### EXTRACT

Figure 12.10 shows this new piece of the entity-relationship puzzle. Now a Customer is associated with any number of CustomerCourse entities, each of which is associated with a single Course. Similarly, a Course is associated with any number of CustomerCourse entities, each of which is associated with a single Customer.

A representation exhibits a new piece of the entity-relationship puzzle. — **FIGURE 12.10**

Broken Relationships

Restructure the other many-to-many relationship shown in Figure 12.7 between Order and InventoryItem so that it doesn't require a many-to-many relationship.

Create a new intermediate entity.
Associate the new entity with the old ones.

How It Works

To connect the Order and InventoryItems entity sets, create a new OrderItem entity set.
Connect the Order and InventoryItems entity sets with the new one.

One order can contain one or more items so the OrderItem end of the Order/OrderItem relationship has cardinality 1.N. One OrderItem is associated with exactly one Order so the Order end of this relation has cardinality 1.1.

One inventory item can be used in zero or more orders, so it may be represented by many OrderItems. That means the OrderItem end of the InventoryItem/OrderItem relationship has cardinality 0.N. A single order item represents a particular inventory item, so the InventoryItem end of this relationship has cardinality 1.1.

######

### SET OF TASKS
1. Answer these questions about the text on entity-relationship design, one line each.
(a) Which entity set is created to connect the Order and InventoryItems entity sets?
(b) What cardinality does the OrderItem end of the InventoryItem/OrderItem relationship have?
(c) According to the first paragraph, a Course is associated with any number of which entities?
2. Copy the text on entity-relationship design word for word, starting at "One inventory item" and ending at "relationship has cardinality 1.1.".

### COLLECTED DATA

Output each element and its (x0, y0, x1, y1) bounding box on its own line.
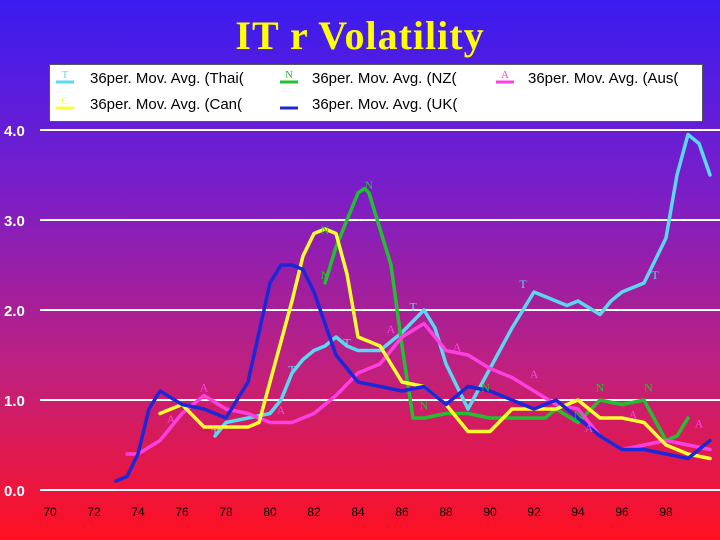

######

### RESPONSES BY TASK
1.
(a) OrderItem
(b) 0.N
(c) CustomerCourse entities

2.
One inventory item can be used in zero or more orders, so it may be represented by many OrderItems. That means the OrderItem end of the InventoryItem/OrderItem relationship has cardinality 0.N. A single order item represents a particular inventory item, so the InventoryItem end of this relationship has cardinality 1.1.